● Goal: Go through the records and copy each line where the word "JSON" occurs.

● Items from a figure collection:

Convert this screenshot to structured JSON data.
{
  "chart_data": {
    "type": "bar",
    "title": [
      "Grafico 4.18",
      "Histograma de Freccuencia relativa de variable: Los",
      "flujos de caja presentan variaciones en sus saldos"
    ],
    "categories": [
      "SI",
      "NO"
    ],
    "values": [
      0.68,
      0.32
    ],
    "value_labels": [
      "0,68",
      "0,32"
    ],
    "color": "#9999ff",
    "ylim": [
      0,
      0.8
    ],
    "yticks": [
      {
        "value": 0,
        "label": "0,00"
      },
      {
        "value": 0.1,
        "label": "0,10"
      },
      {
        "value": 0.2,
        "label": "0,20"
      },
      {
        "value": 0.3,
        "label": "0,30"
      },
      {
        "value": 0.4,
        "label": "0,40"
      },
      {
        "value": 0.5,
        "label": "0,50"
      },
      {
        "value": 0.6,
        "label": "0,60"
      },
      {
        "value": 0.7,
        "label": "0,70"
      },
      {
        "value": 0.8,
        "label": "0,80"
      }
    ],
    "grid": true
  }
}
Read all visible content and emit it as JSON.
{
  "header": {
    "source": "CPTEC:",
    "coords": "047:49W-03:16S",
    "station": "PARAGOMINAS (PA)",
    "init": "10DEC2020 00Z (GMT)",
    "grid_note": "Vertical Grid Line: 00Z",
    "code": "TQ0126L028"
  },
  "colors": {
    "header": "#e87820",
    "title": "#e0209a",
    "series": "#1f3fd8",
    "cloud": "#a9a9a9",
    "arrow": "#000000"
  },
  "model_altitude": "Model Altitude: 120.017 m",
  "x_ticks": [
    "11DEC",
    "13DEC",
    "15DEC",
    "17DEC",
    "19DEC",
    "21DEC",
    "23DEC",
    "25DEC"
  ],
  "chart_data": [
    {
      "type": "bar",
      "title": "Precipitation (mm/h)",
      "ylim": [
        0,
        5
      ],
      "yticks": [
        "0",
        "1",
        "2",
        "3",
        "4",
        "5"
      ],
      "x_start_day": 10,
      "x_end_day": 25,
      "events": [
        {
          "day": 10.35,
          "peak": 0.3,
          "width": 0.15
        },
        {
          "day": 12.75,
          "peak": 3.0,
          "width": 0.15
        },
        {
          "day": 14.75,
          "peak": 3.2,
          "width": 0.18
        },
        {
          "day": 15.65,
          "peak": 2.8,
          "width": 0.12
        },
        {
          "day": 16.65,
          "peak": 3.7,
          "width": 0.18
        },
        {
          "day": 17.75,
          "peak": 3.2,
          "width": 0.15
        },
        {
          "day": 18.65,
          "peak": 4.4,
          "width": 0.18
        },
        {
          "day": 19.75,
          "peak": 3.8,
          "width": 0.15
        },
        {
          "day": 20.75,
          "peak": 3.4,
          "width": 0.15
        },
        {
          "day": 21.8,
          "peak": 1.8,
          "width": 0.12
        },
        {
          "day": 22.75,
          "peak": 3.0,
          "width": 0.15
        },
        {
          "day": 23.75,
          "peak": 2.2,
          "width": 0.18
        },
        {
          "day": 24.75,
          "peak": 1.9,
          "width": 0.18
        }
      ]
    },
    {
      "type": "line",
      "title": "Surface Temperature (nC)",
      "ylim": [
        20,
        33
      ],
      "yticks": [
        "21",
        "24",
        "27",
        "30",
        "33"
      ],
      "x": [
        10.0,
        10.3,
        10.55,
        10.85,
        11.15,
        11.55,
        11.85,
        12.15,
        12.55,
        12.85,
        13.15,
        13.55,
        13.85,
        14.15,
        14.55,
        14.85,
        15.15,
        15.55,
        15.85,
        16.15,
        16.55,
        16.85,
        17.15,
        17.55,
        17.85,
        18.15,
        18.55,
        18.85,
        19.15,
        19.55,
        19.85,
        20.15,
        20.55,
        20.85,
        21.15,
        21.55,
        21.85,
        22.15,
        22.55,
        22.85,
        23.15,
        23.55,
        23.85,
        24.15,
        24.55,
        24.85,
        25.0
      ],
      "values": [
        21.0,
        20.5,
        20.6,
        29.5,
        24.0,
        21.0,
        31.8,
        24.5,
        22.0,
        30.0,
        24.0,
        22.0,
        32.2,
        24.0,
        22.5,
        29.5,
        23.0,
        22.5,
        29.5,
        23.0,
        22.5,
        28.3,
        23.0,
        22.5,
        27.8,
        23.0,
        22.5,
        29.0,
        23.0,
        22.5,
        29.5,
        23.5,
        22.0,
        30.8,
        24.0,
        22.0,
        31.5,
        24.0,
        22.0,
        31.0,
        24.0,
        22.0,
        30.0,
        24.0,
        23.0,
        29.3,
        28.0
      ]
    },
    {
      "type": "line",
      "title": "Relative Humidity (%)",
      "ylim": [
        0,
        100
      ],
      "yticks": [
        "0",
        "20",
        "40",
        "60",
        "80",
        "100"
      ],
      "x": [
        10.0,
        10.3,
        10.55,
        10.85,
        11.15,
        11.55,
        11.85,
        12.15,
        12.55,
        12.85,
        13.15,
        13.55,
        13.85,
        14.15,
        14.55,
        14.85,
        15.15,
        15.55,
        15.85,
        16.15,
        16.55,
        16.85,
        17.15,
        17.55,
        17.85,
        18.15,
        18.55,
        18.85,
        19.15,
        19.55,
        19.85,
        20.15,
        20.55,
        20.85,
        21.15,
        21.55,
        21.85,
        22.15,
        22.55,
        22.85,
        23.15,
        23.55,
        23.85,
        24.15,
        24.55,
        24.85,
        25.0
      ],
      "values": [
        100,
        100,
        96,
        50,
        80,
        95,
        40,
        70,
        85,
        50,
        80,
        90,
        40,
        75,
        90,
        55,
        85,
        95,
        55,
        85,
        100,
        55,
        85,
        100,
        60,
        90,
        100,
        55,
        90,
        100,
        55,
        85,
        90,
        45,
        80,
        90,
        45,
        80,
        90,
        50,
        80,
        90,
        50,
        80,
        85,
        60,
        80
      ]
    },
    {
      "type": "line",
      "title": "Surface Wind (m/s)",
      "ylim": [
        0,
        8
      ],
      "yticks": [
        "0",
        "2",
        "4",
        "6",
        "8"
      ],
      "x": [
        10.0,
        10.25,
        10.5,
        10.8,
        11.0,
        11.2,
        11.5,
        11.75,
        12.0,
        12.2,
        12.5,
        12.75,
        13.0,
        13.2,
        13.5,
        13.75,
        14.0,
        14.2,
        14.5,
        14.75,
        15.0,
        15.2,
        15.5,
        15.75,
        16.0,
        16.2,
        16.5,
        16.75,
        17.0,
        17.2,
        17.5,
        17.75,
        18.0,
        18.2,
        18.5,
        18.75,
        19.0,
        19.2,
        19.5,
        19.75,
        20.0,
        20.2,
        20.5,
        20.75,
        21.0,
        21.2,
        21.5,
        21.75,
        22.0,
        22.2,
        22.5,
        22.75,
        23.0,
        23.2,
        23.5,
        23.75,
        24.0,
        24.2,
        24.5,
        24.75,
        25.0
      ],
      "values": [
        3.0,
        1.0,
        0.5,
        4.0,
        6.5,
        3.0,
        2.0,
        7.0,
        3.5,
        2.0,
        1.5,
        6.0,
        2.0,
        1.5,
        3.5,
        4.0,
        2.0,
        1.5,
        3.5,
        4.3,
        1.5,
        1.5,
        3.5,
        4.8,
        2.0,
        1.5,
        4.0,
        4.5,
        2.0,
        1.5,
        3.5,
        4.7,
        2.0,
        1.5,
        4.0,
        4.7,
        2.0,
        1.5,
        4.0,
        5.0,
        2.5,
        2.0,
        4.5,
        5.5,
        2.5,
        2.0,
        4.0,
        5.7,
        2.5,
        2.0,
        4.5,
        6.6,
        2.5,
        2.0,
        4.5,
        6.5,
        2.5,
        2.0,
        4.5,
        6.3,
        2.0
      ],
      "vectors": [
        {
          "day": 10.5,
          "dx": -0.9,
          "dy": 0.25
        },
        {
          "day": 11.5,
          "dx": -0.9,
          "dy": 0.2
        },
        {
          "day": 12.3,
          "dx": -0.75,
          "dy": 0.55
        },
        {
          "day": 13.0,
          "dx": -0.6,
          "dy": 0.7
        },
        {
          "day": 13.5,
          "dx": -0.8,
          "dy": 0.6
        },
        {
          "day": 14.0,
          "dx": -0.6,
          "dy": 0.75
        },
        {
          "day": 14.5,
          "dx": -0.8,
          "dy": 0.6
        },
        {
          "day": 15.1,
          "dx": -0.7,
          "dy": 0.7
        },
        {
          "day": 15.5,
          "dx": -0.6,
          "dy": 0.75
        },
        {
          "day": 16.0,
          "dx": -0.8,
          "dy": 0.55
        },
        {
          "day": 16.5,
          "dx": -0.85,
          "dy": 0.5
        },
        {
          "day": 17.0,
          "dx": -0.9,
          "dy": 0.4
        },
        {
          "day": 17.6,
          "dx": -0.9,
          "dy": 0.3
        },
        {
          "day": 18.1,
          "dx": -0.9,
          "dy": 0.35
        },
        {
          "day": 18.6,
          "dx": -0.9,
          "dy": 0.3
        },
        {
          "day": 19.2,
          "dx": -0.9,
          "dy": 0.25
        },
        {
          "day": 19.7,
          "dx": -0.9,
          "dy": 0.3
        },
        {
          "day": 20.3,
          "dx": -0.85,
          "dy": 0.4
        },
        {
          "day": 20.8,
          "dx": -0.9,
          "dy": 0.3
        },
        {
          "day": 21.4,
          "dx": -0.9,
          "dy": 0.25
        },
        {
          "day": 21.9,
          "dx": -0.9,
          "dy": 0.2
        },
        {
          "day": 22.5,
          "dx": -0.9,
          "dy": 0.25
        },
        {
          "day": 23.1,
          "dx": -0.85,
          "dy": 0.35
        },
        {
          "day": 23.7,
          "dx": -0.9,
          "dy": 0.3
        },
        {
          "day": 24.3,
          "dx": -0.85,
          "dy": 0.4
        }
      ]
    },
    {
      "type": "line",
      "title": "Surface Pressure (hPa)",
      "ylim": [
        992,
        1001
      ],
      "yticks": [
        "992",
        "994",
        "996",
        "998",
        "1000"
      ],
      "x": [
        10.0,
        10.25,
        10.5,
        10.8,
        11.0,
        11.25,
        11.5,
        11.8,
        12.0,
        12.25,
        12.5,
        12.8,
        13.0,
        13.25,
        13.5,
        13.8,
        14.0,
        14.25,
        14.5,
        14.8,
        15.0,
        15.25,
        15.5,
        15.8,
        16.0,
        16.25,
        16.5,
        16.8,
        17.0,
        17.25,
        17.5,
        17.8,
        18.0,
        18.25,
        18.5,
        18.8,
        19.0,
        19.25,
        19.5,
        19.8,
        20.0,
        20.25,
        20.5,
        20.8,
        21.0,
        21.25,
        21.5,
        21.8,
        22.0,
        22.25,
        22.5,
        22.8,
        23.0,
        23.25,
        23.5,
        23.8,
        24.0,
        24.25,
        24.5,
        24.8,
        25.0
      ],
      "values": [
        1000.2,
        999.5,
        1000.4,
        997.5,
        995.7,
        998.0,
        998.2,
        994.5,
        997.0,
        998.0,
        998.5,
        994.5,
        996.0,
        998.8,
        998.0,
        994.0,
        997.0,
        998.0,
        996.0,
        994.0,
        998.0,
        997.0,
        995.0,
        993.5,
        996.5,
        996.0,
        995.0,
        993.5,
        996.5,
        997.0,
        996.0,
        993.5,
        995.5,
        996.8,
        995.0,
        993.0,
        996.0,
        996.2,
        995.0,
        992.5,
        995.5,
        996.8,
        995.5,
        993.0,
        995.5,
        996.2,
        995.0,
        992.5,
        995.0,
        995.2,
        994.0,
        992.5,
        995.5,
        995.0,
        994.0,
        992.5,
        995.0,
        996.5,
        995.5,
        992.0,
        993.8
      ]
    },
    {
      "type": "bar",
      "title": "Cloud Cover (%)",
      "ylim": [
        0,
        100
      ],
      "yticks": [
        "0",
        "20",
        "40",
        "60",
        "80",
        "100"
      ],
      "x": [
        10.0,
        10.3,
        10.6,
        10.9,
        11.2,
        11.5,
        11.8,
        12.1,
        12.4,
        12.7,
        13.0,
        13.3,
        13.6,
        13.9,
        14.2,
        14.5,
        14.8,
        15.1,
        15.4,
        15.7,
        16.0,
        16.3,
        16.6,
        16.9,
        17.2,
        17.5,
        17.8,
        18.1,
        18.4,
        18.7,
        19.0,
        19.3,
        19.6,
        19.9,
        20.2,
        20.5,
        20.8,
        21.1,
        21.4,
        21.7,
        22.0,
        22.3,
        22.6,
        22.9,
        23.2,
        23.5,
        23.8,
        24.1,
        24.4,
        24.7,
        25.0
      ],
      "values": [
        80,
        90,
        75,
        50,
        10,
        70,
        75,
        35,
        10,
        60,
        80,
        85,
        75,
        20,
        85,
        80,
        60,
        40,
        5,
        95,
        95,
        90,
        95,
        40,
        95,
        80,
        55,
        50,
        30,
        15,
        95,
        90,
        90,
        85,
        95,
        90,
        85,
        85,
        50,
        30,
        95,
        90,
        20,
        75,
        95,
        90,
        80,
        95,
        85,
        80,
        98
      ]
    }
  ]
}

● Complete answer:
Convert this screenshot to structured JSON data.
Read all visible content and emit it as JSON.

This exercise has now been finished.